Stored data
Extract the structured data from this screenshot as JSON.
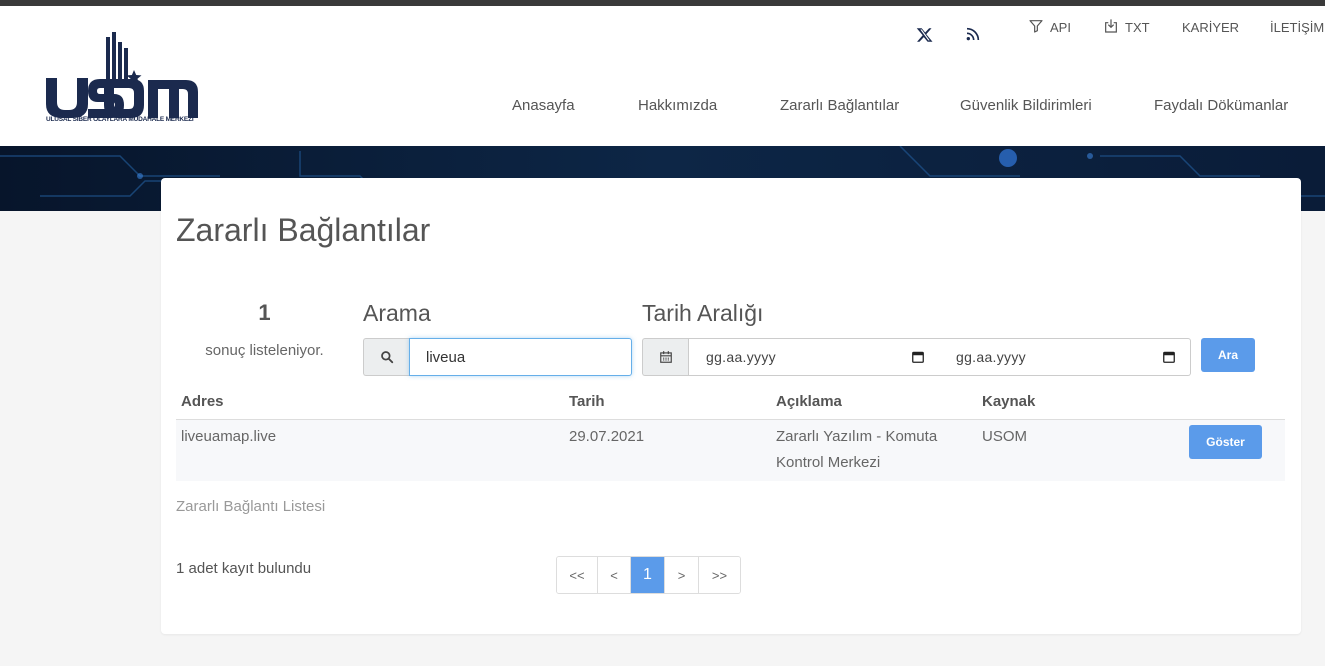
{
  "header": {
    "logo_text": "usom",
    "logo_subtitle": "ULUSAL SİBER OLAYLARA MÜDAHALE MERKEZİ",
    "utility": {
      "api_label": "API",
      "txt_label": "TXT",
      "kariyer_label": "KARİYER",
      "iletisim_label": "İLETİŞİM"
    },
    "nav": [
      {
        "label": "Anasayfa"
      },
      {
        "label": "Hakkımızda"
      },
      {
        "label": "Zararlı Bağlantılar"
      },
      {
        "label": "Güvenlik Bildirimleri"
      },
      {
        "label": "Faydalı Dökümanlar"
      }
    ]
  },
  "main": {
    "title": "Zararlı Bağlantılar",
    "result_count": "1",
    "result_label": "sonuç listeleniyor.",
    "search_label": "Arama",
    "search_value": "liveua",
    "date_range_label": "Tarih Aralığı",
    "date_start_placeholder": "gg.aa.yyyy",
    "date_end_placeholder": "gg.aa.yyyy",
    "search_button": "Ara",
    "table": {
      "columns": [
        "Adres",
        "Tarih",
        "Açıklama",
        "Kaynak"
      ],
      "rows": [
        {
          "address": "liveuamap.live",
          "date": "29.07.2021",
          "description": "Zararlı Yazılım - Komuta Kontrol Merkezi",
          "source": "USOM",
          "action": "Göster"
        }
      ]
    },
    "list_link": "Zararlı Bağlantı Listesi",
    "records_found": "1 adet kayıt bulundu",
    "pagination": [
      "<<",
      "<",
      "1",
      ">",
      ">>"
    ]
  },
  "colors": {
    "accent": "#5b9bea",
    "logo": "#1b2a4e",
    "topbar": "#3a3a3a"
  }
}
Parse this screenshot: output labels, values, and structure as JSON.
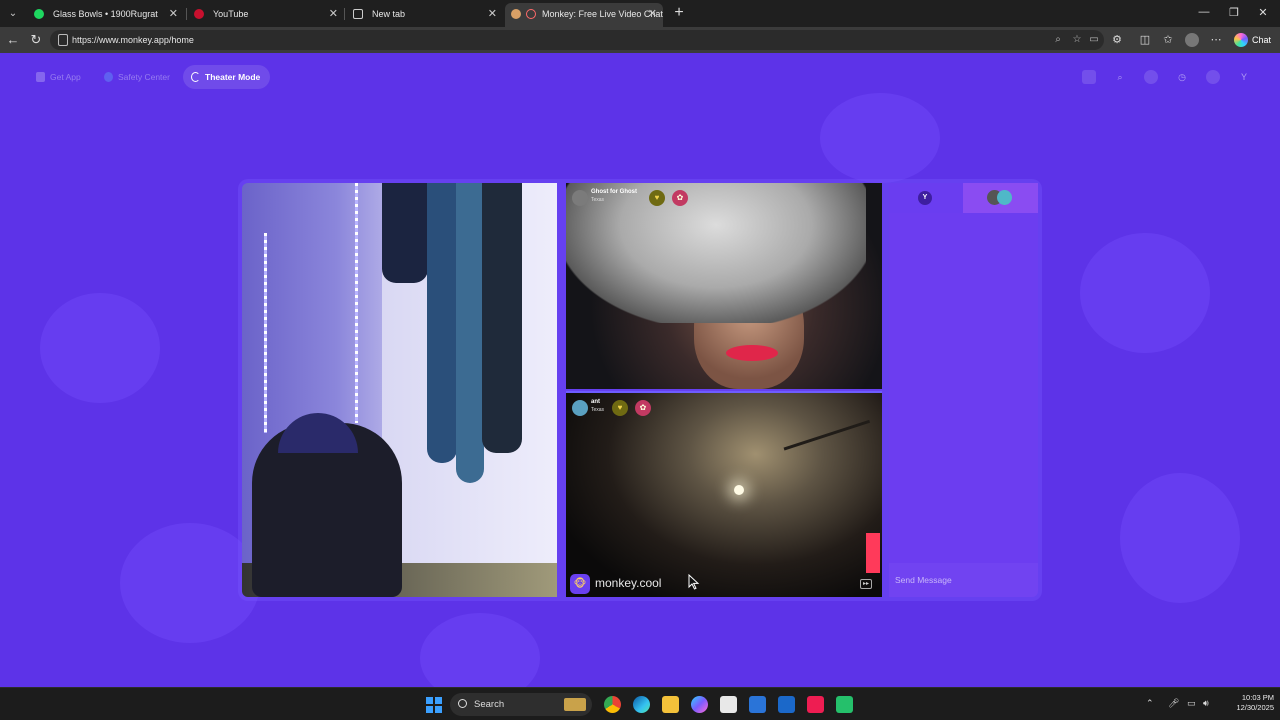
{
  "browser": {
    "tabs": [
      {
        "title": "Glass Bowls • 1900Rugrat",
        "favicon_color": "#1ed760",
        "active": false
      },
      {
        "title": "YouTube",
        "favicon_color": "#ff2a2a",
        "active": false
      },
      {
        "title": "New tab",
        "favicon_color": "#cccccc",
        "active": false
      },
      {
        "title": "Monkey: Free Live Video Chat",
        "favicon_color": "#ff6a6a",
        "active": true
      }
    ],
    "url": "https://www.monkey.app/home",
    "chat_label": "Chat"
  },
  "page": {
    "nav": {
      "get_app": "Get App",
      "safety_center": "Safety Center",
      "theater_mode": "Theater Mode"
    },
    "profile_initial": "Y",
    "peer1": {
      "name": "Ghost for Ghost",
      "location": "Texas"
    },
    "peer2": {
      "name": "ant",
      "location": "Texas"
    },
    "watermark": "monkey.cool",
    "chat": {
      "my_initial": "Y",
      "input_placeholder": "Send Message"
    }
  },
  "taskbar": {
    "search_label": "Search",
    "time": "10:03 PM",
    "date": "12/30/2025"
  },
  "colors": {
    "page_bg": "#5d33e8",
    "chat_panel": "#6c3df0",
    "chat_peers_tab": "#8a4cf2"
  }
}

=== Task objective ===
Track down all lines above with the string "Tarih" and copy them.

=== Solution ===
    "date_range_label": "Tarih Aralığı",
        "Tarih",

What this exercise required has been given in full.